**** Records supplied ****

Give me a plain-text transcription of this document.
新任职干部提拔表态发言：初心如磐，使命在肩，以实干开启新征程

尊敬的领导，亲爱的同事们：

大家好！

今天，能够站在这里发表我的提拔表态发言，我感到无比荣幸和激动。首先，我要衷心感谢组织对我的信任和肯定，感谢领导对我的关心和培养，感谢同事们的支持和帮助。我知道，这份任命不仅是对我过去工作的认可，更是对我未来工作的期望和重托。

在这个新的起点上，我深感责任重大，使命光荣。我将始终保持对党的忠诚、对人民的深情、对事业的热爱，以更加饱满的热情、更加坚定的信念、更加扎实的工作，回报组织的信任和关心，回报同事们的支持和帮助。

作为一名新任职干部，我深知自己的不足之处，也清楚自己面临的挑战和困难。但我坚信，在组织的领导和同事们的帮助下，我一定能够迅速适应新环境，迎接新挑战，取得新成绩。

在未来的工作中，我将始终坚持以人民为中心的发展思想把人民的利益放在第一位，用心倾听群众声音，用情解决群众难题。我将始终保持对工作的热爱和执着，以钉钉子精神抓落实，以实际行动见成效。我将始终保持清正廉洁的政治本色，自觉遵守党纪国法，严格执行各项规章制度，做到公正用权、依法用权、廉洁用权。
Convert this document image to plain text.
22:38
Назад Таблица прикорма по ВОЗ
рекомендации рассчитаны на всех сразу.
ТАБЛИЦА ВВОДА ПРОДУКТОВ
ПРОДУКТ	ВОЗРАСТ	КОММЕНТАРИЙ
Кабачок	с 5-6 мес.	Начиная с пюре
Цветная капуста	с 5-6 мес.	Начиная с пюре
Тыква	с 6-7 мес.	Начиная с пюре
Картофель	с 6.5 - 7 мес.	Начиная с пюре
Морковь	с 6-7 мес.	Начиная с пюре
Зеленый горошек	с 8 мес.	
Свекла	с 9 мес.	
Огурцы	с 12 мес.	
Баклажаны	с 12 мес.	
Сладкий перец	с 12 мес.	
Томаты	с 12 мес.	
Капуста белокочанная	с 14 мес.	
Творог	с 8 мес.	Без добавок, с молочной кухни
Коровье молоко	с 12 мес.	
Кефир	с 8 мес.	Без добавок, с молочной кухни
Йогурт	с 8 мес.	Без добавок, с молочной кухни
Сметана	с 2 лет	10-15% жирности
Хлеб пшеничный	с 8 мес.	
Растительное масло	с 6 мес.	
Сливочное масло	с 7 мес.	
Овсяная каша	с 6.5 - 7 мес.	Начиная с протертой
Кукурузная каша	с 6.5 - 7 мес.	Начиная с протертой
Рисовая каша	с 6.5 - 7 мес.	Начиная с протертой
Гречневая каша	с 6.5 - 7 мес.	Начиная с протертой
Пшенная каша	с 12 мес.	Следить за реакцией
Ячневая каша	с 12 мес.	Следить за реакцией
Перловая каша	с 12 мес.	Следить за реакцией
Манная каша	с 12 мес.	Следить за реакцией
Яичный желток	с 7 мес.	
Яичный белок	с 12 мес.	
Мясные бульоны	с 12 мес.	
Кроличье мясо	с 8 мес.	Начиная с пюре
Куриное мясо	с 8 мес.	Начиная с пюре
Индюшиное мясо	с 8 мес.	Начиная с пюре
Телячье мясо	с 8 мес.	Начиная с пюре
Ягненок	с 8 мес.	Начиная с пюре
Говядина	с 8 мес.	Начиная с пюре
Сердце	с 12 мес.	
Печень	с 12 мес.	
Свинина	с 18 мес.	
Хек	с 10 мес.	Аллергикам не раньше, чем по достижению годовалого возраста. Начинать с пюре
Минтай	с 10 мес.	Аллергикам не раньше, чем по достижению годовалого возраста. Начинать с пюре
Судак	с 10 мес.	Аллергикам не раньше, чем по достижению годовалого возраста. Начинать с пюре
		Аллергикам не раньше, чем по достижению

****

__Exercise aim__
State how many lines of the listing above hold the word "возраста", with nothing but the number.

__Reply__
3